**TASK DIRECTIONS:** Transcribe the listing below word for word.

**EXERCISE INPUT:**
################
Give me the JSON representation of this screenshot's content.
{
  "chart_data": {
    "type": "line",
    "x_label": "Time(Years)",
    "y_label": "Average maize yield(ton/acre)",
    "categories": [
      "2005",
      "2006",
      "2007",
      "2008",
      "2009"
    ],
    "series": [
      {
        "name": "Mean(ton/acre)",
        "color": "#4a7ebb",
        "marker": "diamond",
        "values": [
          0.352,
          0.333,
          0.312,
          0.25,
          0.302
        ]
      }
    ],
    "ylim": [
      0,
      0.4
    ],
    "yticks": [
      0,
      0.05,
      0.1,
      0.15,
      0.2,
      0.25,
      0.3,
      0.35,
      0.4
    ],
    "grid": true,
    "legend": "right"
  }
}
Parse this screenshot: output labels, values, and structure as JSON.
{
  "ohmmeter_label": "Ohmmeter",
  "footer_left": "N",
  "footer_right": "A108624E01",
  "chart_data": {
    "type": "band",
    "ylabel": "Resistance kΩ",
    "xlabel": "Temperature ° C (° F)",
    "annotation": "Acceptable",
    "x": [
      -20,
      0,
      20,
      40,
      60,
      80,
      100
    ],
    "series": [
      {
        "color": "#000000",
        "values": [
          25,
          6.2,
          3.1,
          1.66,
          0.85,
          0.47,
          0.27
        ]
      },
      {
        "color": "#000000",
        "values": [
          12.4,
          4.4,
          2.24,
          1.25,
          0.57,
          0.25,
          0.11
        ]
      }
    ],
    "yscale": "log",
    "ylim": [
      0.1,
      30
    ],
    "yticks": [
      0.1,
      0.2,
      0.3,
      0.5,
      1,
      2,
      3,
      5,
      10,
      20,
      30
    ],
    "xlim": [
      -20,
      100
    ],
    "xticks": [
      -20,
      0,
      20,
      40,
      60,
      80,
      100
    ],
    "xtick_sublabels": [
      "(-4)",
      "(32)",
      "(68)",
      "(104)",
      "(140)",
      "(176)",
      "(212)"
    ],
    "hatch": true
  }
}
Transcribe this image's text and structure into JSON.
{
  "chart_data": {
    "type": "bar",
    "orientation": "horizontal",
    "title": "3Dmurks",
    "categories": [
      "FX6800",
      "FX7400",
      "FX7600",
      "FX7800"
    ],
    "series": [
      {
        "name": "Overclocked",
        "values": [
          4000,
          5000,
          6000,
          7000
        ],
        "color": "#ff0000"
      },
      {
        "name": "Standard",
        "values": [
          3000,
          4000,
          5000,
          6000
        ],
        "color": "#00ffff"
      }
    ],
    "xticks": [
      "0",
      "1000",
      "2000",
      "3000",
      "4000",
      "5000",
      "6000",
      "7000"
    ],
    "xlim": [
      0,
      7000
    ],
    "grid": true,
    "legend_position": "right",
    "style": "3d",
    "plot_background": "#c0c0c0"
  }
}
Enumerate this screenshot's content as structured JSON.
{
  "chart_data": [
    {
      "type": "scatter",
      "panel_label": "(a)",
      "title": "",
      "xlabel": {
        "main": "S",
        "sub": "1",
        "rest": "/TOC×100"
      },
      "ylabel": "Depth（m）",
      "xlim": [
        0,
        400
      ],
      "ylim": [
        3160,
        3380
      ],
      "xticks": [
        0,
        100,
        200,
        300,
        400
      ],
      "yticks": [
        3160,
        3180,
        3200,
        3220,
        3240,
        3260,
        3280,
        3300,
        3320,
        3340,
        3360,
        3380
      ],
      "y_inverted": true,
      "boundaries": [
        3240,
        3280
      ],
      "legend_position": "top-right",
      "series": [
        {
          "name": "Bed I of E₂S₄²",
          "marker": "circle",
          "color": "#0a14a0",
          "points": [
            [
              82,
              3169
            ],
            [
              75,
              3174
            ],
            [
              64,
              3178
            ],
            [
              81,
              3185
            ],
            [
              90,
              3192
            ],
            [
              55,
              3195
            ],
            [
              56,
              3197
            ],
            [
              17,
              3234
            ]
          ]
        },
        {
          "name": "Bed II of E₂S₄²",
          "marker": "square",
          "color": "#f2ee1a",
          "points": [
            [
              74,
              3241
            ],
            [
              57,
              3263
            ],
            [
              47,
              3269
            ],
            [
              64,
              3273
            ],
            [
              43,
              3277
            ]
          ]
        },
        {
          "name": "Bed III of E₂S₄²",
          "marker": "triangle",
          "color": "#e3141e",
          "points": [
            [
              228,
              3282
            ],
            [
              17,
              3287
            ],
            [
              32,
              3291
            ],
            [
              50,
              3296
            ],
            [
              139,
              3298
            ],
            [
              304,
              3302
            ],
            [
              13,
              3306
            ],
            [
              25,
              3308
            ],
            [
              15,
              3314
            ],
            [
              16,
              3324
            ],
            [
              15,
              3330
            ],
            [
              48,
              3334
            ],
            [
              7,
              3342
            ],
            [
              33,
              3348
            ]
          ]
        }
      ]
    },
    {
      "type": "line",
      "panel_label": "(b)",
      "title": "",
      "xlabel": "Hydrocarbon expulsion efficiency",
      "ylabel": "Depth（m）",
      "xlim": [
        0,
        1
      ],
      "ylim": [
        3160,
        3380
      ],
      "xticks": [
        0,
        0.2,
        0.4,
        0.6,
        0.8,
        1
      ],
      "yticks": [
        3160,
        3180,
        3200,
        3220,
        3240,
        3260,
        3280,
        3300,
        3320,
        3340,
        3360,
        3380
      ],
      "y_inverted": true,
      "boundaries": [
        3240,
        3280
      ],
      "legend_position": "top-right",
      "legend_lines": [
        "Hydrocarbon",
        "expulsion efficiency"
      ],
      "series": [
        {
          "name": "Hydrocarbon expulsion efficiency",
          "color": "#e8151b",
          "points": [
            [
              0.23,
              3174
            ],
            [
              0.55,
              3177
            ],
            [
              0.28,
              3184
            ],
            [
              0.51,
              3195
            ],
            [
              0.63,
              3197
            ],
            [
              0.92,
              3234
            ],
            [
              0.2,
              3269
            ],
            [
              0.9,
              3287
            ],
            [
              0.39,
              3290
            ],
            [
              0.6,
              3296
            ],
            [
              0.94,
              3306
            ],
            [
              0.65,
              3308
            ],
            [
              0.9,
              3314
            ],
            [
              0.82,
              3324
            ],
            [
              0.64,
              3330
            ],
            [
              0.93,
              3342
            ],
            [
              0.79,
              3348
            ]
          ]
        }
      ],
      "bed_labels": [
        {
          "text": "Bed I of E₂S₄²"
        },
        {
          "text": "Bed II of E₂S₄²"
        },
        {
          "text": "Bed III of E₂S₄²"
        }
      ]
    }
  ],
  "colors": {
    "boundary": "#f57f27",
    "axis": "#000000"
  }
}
################
**THE RESPONSE:**
Give me the JSON representation of this screenshot's content.
{
  "chart_data": {
    "type": "line",
    "x_label": "Time(Years)",
    "y_label": "Average maize yield(ton/acre)",
    "categories": [
      "2005",
      "2006",
      "2007",
      "2008",
      "2009"
    ],
    "series": [
      {
        "name": "Mean(ton/acre)",
        "color": "#4a7ebb",
        "marker": "diamond",
        "values": [
          0.352,
          0.333,
          0.312,
          0.25,
          0.302
        ]
      }
    ],
    "ylim": [
      0,
      0.4
    ],
    "yticks": [
      0,
      0.05,
      0.1,
      0.15,
      0.2,
      0.25,
      0.3,
      0.35,
      0.4
    ],
    "grid": true,
    "legend": "right"
  }
}
Parse this screenshot: output labels, values, and structure as JSON.
{
  "ohmmeter_label": "Ohmmeter",
  "footer_left": "N",
  "footer_right": "A108624E01",
  "chart_data": {
    "type": "band",
    "ylabel": "Resistance kΩ",
    "xlabel": "Temperature ° C (° F)",
    "annotation": "Acceptable",
    "x": [
      -20,
      0,
      20,
      40,
      60,
      80,
      100
    ],
    "series": [
      {
        "color": "#000000",
        "values": [
          25,
          6.2,
          3.1,
          1.66,
          0.85,
          0.47,
          0.27
        ]
      },
      {
        "color": "#000000",
        "values": [
          12.4,
          4.4,
          2.24,
          1.25,
          0.57,
          0.25,
          0.11
        ]
      }
    ],
    "yscale": "log",
    "ylim": [
      0.1,
      30
    ],
    "yticks": [
      0.1,
      0.2,
      0.3,
      0.5,
      1,
      2,
      3,
      5,
      10,
      20,
      30
    ],
    "xlim": [
      -20,
      100
    ],
    "xticks": [
      -20,
      0,
      20,
      40,
      60,
      80,
      100
    ],
    "xtick_sublabels": [
      "(-4)",
      "(32)",
      "(68)",
      "(104)",
      "(140)",
      "(176)",
      "(212)"
    ],
    "hatch": true
  }
}
Transcribe this image's text and structure into JSON.
{
  "chart_data": {
    "type": "bar",
    "orientation": "horizontal",
    "title": "3Dmurks",
    "categories": [
      "FX6800",
      "FX7400",
      "FX7600",
      "FX7800"
    ],
    "series": [
      {
        "name": "Overclocked",
        "values": [
          4000,
          5000,
          6000,
          7000
        ],
        "color": "#ff0000"
      },
      {
        "name": "Standard",
        "values": [
          3000,
          4000,
          5000,
          6000
        ],
        "color": "#00ffff"
      }
    ],
    "xticks": [
      "0",
      "1000",
      "2000",
      "3000",
      "4000",
      "5000",
      "6000",
      "7000"
    ],
    "xlim": [
      0,
      7000
    ],
    "grid": true,
    "legend_position": "right",
    "style": "3d",
    "plot_background": "#c0c0c0"
  }
}
Enumerate this screenshot's content as structured JSON.
{
  "chart_data": [
    {
      "type": "scatter",
      "panel_label": "(a)",
      "title": "",
      "xlabel": {
        "main": "S",
        "sub": "1",
        "rest": "/TOC×100"
      },
      "ylabel": "Depth（m）",
      "xlim": [
        0,
        400
      ],
      "ylim": [
        3160,
        3380
      ],
      "xticks": [
        0,
        100,
        200,
        300,
        400
      ],
      "yticks": [
        3160,
        3180,
        3200,
        3220,
        3240,
        3260,
        3280,
        3300,
        3320,
        3340,
        3360,
        3380
      ],
      "y_inverted": true,
      "boundaries": [
        3240,
        3280
      ],
      "legend_position": "top-right",
      "series": [
        {
          "name": "Bed I of E₂S₄²",
          "marker": "circle",
          "color": "#0a14a0",
          "points": [
            [
              82,
              3169
            ],
            [
              75,
              3174
            ],
            [
              64,
              3178
            ],
            [
              81,
              3185
            ],
            [
              90,
              3192
            ],
            [
              55,
              3195
            ],
            [
              56,
              3197
            ],
            [
              17,
              3234
            ]
          ]
        },
        {
          "name": "Bed II of E₂S₄²",
          "marker": "square",
          "color": "#f2ee1a",
          "points": [
            [
              74,
              3241
            ],
            [
              57,
              3263
            ],
            [
              47,
              3269
            ],
            [
              64,
              3273
            ],
            [
              43,
              3277
            ]
          ]
        },
        {
          "name": "Bed III of E₂S₄²",
          "marker": "triangle",
          "color": "#e3141e",
          "points": [
            [
              228,
              3282
            ],
            [
              17,
              3287
            ],
            [
              32,
              3291
            ],
            [
              50,
              3296
            ],
            [
              139,
              3298
            ],
            [
              304,
              3302
            ],
            [
              13,
              3306
            ],
            [
              25,
              3308
            ],
            [
              15,
              3314
            ],
            [
              16,
              3324
            ],
            [
              15,
              3330
            ],
            [
              48,
              3334
            ],
            [
              7,
              3342
            ],
            [
              33,
              3348
            ]
          ]
        }
      ]
    },
    {
      "type": "line",
      "panel_label": "(b)",
      "title": "",
      "xlabel": "Hydrocarbon expulsion efficiency",
      "ylabel": "Depth（m）",
      "xlim": [
        0,
        1
      ],
      "ylim": [
        3160,
        3380
      ],
      "xticks": [
        0,
        0.2,
        0.4,
        0.6,
        0.8,
        1
      ],
      "yticks": [
        3160,
        3180,
        3200,
        3220,
        3240,
        3260,
        3280,
        3300,
        3320,
        3340,
        3360,
        3380
      ],
      "y_inverted": true,
      "boundaries": [
        3240,
        3280
      ],
      "legend_position": "top-right",
      "legend_lines": [
        "Hydrocarbon",
        "expulsion efficiency"
      ],
      "series": [
        {
          "name": "Hydrocarbon expulsion efficiency",
          "color": "#e8151b",
          "points": [
            [
              0.23,
              3174
            ],
            [
              0.55,
              3177
            ],
            [
              0.28,
              3184
            ],
            [
              0.51,
              3195
            ],
            [
              0.63,
              3197
            ],
            [
              0.92,
              3234
            ],
            [
              0.2,
              3269
            ],
            [
              0.9,
              3287
            ],
            [
              0.39,
              3290
            ],
            [
              0.6,
              3296
            ],
            [
              0.94,
              3306
            ],
            [
              0.65,
              3308
            ],
            [
              0.9,
              3314
            ],
            [
              0.82,
              3324
            ],
            [
              0.64,
              3330
            ],
            [
              0.93,
              3342
            ],
            [
              0.79,
              3348
            ]
          ]
        }
      ],
      "bed_labels": [
        {
          "text": "Bed I of E₂S₄²"
        },
        {
          "text": "Bed II of E₂S₄²"
        },
        {
          "text": "Bed III of E₂S₄²"
        }
      ]
    }
  ],
  "colors": {
    "boundary": "#f57f27",
    "axis": "#000000"
  }
}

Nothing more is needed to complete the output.